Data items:
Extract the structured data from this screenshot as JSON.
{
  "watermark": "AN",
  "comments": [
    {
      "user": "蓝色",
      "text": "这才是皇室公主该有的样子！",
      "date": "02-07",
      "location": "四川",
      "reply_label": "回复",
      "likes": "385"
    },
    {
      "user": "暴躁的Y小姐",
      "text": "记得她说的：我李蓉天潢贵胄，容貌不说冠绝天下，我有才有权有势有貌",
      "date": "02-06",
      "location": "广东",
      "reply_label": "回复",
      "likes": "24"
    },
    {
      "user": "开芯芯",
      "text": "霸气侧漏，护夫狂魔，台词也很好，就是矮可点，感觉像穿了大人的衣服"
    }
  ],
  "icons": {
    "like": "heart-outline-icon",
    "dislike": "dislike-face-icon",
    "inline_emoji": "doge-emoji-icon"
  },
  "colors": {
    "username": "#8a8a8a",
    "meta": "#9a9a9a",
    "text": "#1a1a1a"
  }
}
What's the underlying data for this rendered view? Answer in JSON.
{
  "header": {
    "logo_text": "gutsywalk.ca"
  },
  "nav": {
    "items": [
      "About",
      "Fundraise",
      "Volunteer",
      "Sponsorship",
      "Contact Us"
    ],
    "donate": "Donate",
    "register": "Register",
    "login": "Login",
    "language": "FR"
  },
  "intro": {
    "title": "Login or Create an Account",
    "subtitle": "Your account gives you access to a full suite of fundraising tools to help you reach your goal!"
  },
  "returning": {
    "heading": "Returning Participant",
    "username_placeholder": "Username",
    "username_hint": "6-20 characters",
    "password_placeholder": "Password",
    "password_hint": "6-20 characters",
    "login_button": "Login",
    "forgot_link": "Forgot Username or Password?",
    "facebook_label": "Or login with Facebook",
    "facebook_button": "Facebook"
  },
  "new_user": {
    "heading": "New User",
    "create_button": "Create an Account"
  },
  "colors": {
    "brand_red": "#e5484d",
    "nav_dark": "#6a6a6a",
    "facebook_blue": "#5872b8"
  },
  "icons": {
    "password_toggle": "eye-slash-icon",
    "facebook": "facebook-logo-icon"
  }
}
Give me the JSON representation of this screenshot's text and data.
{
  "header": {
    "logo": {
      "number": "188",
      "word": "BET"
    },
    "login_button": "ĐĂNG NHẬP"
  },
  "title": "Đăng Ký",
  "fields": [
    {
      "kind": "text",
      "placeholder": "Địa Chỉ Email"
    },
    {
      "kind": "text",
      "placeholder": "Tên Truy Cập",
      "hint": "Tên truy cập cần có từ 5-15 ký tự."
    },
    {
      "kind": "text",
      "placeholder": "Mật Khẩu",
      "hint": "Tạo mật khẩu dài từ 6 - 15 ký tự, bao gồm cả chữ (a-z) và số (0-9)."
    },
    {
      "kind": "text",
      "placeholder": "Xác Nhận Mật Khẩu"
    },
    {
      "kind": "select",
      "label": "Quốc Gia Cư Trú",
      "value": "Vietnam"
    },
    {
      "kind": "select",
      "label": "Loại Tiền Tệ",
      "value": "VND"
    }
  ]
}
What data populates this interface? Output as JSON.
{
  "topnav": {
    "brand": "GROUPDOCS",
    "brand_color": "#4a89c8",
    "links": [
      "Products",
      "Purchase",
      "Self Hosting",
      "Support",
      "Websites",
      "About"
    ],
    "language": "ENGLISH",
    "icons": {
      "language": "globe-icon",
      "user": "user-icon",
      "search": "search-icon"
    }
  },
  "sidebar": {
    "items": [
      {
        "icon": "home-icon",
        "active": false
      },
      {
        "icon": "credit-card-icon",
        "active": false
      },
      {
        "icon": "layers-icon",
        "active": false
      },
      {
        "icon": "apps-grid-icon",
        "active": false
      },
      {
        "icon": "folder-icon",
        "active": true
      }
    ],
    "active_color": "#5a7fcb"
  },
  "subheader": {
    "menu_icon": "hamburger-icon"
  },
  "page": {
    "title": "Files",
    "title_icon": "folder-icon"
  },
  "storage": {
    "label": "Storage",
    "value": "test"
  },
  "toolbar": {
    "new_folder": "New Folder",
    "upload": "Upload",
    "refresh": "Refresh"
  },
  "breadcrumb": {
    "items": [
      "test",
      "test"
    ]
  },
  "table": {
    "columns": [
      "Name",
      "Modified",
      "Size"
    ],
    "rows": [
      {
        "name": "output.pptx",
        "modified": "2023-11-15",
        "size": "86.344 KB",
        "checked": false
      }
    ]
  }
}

→ AIM: Please repeat the material above, word for word and in full.

→ ANSWER:
Extract the structured data from this screenshot as JSON.
{
  "watermark": "AN",
  "comments": [
    {
      "user": "蓝色",
      "text": "这才是皇室公主该有的样子！",
      "date": "02-07",
      "location": "四川",
      "reply_label": "回复",
      "likes": "385"
    },
    {
      "user": "暴躁的Y小姐",
      "text": "记得她说的：我李蓉天潢贵胄，容貌不说冠绝天下，我有才有权有势有貌",
      "date": "02-06",
      "location": "广东",
      "reply_label": "回复",
      "likes": "24"
    },
    {
      "user": "开芯芯",
      "text": "霸气侧漏，护夫狂魔，台词也很好，就是矮可点，感觉像穿了大人的衣服"
    }
  ],
  "icons": {
    "like": "heart-outline-icon",
    "dislike": "dislike-face-icon",
    "inline_emoji": "doge-emoji-icon"
  },
  "colors": {
    "username": "#8a8a8a",
    "meta": "#9a9a9a",
    "text": "#1a1a1a"
  }
}
What's the underlying data for this rendered view? Answer in JSON.
{
  "header": {
    "logo_text": "gutsywalk.ca"
  },
  "nav": {
    "items": [
      "About",
      "Fundraise",
      "Volunteer",
      "Sponsorship",
      "Contact Us"
    ],
    "donate": "Donate",
    "register": "Register",
    "login": "Login",
    "language": "FR"
  },
  "intro": {
    "title": "Login or Create an Account",
    "subtitle": "Your account gives you access to a full suite of fundraising tools to help you reach your goal!"
  },
  "returning": {
    "heading": "Returning Participant",
    "username_placeholder": "Username",
    "username_hint": "6-20 characters",
    "password_placeholder": "Password",
    "password_hint": "6-20 characters",
    "login_button": "Login",
    "forgot_link": "Forgot Username or Password?",
    "facebook_label": "Or login with Facebook",
    "facebook_button": "Facebook"
  },
  "new_user": {
    "heading": "New User",
    "create_button": "Create an Account"
  },
  "colors": {
    "brand_red": "#e5484d",
    "nav_dark": "#6a6a6a",
    "facebook_blue": "#5872b8"
  },
  "icons": {
    "password_toggle": "eye-slash-icon",
    "facebook": "facebook-logo-icon"
  }
}
Give me the JSON representation of this screenshot's text and data.
{
  "header": {
    "logo": {
      "number": "188",
      "word": "BET"
    },
    "login_button": "ĐĂNG NHẬP"
  },
  "title": "Đăng Ký",
  "fields": [
    {
      "kind": "text",
      "placeholder": "Địa Chỉ Email"
    },
    {
      "kind": "text",
      "placeholder": "Tên Truy Cập",
      "hint": "Tên truy cập cần có từ 5-15 ký tự."
    },
    {
      "kind": "text",
      "placeholder": "Mật Khẩu",
      "hint": "Tạo mật khẩu dài từ 6 - 15 ký tự, bao gồm cả chữ (a-z) và số (0-9)."
    },
    {
      "kind": "text",
      "placeholder": "Xác Nhận Mật Khẩu"
    },
    {
      "kind": "select",
      "label": "Quốc Gia Cư Trú",
      "value": "Vietnam"
    },
    {
      "kind": "select",
      "label": "Loại Tiền Tệ",
      "value": "VND"
    }
  ]
}
What data populates this interface? Output as JSON.
{
  "topnav": {
    "brand": "GROUPDOCS",
    "brand_color": "#4a89c8",
    "links": [
      "Products",
      "Purchase",
      "Self Hosting",
      "Support",
      "Websites",
      "About"
    ],
    "language": "ENGLISH",
    "icons": {
      "language": "globe-icon",
      "user": "user-icon",
      "search": "search-icon"
    }
  },
  "sidebar": {
    "items": [
      {
        "icon": "home-icon",
        "active": false
      },
      {
        "icon": "credit-card-icon",
        "active": false
      },
      {
        "icon": "layers-icon",
        "active": false
      },
      {
        "icon": "apps-grid-icon",
        "active": false
      },
      {
        "icon": "folder-icon",
        "active": true
      }
    ],
    "active_color": "#5a7fcb"
  },
  "subheader": {
    "menu_icon": "hamburger-icon"
  },
  "page": {
    "title": "Files",
    "title_icon": "folder-icon"
  },
  "storage": {
    "label": "Storage",
    "value": "test"
  },
  "toolbar": {
    "new_folder": "New Folder",
    "upload": "Upload",
    "refresh": "Refresh"
  },
  "breadcrumb": {
    "items": [
      "test",
      "test"
    ]
  },
  "table": {
    "columns": [
      "Name",
      "Modified",
      "Size"
    ],
    "rows": [
      {
        "name": "output.pptx",
        "modified": "2023-11-15",
        "size": "86.344 KB",
        "checked": false
      }
    ]
  }
}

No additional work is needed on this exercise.